### Source document
SUMMARY OF THE INVENTION

A method of manufacturing a resin coil spring according to one aspect of the present invention includes integrally molding a spring unit from synthetic resin, the spring unit including a coil unit having plural coil members and ring-like supports respectively arranged on two sides of the coil unit and connected to an end of each of the plural coil members, and stacking the molded spring units one on another.
A resin coil spring according to another aspect of the present invention includes plural spring units each integrally molded from synthetic resin and stacked one on another, the spring unit including a coil unit having plural coil members, and ring-like supports respectively arranged on two sides of the coil unit and connected to an end of each of the plural coil members.
The above and other objects, features, advantages and technical and industrial significance of this invention will be better understood by reading the following detailed description of presently preferred embodiments of the invention, when considered in connection with the accompanying drawings.

BRIEF DESCRIPTION OF THE DRAWINGS

FIG. 1 is a perspective view of a resin coil spring according to a first embodiment manufactured by a method of manufacturing a resin coil spring according to the present invention;

FIG. 2 is a perspective view of a left-handed spring unit which constitutes the resin coil spring of FIG. 1;

FIG. 3 is a front view of the spring unit shown in FIG. 2;

FIG. 4 is a view for explaining a method of manufacturing the resin coil spring shown in FIG. 1 by stacking the spring units shown in FIG. 2 one on another;

FIG. 5 is a perspective view of a resin coil spring according to a second embodiment;

FIG. 6 is a perspective view of a right-handed spring unit which constitutes the resin coil spring of FIG. 5;

FIG. 7 is a front view of the spring unit shown in FIG. 6;

FIG. 8 is a view for explaining a method of manufacturing the resin coil spring shown in FIG. 5 by stacking the spring unit shown in FIG. 2 on the spring unit shown in FIG. 6;

FIG. 9 is a front view of a resin coil spring according to a third embodiment;

FIG. 10 is a perspective view of a modification of the resin coil spring; and

FIG. 11 is a front view of the resin coil spring shown in FIG. 10.
######
### Given data
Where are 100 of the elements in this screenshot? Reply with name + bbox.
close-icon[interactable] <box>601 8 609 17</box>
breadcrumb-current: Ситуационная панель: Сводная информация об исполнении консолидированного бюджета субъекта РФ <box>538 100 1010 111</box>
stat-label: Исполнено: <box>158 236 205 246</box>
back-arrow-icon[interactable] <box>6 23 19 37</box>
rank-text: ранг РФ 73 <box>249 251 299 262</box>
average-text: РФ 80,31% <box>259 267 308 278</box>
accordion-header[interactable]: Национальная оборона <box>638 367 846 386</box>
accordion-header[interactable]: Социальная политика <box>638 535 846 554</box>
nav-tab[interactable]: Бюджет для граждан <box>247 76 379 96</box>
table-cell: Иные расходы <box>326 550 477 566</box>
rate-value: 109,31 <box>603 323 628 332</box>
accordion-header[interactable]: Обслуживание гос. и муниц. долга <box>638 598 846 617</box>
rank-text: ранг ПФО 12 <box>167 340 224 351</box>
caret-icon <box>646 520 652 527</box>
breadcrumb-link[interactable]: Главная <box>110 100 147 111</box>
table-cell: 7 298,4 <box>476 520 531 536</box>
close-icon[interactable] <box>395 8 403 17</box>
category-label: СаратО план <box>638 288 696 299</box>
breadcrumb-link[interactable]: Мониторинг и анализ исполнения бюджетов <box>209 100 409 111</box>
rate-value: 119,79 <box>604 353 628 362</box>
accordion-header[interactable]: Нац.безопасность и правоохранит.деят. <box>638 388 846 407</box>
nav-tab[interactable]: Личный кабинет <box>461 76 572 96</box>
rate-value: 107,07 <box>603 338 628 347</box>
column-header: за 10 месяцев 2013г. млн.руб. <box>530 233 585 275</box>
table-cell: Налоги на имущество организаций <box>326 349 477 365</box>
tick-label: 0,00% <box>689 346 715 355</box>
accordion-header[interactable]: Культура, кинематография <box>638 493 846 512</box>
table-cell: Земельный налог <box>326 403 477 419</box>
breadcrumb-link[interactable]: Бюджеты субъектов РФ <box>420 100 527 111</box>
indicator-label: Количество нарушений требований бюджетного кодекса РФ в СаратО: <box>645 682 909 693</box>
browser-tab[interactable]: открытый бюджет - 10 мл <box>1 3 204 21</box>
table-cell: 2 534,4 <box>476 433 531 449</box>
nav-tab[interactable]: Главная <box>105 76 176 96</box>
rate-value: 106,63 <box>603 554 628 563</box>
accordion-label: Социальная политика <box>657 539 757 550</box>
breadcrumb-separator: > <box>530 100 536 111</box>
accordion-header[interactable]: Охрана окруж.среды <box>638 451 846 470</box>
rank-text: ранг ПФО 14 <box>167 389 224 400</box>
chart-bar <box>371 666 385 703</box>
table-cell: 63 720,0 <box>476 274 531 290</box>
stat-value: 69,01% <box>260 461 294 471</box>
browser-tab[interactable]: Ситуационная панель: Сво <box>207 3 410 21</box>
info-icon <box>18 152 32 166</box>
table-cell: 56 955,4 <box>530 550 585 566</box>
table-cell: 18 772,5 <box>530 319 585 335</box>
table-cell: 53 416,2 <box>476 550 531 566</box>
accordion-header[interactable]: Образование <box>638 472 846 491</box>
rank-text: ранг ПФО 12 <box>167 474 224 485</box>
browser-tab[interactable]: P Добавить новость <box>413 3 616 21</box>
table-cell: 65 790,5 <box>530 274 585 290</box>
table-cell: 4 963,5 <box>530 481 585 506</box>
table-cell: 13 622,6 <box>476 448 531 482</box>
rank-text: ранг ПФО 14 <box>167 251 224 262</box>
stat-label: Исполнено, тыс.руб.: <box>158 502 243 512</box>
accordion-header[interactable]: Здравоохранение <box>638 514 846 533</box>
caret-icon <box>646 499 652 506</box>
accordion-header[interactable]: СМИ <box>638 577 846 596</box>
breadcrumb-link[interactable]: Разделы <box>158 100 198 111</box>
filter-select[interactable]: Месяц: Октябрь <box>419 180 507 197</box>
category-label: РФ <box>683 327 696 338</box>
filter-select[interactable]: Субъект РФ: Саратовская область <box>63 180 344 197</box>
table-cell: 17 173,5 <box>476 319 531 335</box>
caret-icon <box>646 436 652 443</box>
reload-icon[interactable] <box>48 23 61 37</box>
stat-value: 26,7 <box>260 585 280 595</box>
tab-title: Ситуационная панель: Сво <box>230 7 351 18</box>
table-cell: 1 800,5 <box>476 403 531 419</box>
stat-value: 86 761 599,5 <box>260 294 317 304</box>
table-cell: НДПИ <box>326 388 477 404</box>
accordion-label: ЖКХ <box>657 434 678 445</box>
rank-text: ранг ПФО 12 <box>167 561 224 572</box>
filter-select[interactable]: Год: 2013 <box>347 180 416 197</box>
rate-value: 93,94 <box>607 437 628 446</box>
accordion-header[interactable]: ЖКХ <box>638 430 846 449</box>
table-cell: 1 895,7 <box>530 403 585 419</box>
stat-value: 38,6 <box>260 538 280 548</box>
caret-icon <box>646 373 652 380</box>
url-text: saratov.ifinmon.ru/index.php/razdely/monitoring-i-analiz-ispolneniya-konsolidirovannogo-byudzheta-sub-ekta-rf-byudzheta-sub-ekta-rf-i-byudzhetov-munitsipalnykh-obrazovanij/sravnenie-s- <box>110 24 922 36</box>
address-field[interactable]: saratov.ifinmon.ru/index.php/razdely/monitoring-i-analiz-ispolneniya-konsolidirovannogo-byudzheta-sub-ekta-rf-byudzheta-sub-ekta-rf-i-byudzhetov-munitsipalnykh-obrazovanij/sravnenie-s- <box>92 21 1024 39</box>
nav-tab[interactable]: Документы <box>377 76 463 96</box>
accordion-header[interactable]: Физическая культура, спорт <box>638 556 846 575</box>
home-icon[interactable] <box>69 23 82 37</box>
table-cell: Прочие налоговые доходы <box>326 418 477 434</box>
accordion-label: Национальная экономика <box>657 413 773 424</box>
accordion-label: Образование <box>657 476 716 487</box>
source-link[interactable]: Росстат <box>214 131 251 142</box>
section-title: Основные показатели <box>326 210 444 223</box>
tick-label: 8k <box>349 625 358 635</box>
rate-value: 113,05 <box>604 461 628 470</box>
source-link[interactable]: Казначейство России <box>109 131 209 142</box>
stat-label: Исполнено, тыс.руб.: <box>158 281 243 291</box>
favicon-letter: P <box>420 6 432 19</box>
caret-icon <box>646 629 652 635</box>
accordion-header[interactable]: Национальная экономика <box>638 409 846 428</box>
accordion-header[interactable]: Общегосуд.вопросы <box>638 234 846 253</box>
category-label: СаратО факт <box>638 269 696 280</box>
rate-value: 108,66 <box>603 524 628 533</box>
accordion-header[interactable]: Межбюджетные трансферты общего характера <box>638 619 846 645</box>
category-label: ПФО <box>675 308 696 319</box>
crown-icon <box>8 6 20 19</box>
######
| What to work on |
1. Answer these questions from the resin coil spring text, one per line:
(a) From what material is each spring unit integrally molded?
(b) What handedness does the spring unit shown in FIG. 6 have?
(c) Which embodiment does FIG. 9 show, and in what kind of view?
2. Summarize the resin coil spring text in two sentences.
3. Carry on the resin coil spring text from its last line.
The listing has no connection to the resin coil spring text.

| The answers |
1.
(a) Synthetic resin.
(b) Right-handed.
(c) The third embodiment, in a front view.

2. A resin coil spring is made by integrally molding spring units from synthetic resin and stacking them one on another. Each unit has a coil unit with plural coil members and ring-like supports on its two sides, and the drawings show three embodiments, a modification, and the stacking of left-handed and right-handed units.

3.
DETAILED DESCRIPTION OF THE PREFERRED EMBODIMENTS

A method of manufacturing a resin coil spring and a resin coil spring according to a first embodiment of the present invention will be described in detail below with reference to the accompanying drawings. FIG. 1 is a perspective view of a resin coil spring according to the first embodiment which is manufactured by the method of manufacturing a resin coil spring according to the present invention. FIG. 2 is a perspective view of a left-handed spring unit which constitutes the resin coil spring of FIG. 1. FIG. 3 is a front view of the spring unit shown in FIG. 2.
A resin coil spring 1 includes, as shown in FIG. 1, two left-handed spring units 2 molded from synthetic resin such as polyacetal. As shown in FIGS. 2 and 3, the spring unit 2 includes a coil unit 2 a, and ring-like supports 2 b which are arranged on two sides of the coil unit 2 a, and the spring unit 2 is integrally molded from synthetic resin. The coil unit 2 a has two coil members 2 c, and two ends of each coil member 2 c are connected to the supports 2 b arranged on two sides, respectively. Thus, two coil members 2 c are supported by the supports 2 b. Of two supports 2 b, the upper support 2 b has plural holes 2 d on the upper surface, and the lower support 2 b has plural bosses 2 e on the lower surface so as to engage with the holes 2 d. Here, in the spring unit 2, the number of turns of the coil member 2 c is ½ turn, and two coil members 2 c are connected to the supports 2 b on two sides at equal intervals, with the ends of one coil member being shifted from the ends of the other coil member respectively by 180° in a circumferential direction.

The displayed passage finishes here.